=== DATASET EXTRACT ===

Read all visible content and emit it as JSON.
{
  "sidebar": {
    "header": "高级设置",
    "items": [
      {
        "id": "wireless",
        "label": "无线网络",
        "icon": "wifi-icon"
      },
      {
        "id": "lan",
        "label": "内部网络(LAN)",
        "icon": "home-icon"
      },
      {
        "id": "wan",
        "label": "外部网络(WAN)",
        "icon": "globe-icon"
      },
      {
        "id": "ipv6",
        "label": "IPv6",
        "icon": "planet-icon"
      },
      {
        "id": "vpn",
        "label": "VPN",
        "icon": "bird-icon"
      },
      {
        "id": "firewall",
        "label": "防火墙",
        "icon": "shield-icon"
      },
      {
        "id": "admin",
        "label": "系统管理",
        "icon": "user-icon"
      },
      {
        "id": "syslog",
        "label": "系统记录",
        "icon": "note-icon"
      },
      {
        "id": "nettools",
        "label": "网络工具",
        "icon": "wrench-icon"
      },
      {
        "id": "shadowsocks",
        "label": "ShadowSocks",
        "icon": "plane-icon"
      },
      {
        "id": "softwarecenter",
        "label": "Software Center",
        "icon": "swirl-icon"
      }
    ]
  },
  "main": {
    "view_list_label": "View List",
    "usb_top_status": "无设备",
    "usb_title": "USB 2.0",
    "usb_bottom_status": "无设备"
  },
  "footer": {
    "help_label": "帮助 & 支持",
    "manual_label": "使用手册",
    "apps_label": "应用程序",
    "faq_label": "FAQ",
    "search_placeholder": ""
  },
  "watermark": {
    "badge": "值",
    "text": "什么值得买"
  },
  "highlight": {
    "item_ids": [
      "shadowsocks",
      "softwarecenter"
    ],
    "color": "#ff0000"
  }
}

===

- **INSTRUCTIONS TO FOLLOW**:
The word "softwarecenter" may appear on some lines. Report how many lines hold it, giving the number alone.

- **SOLUTION**:
2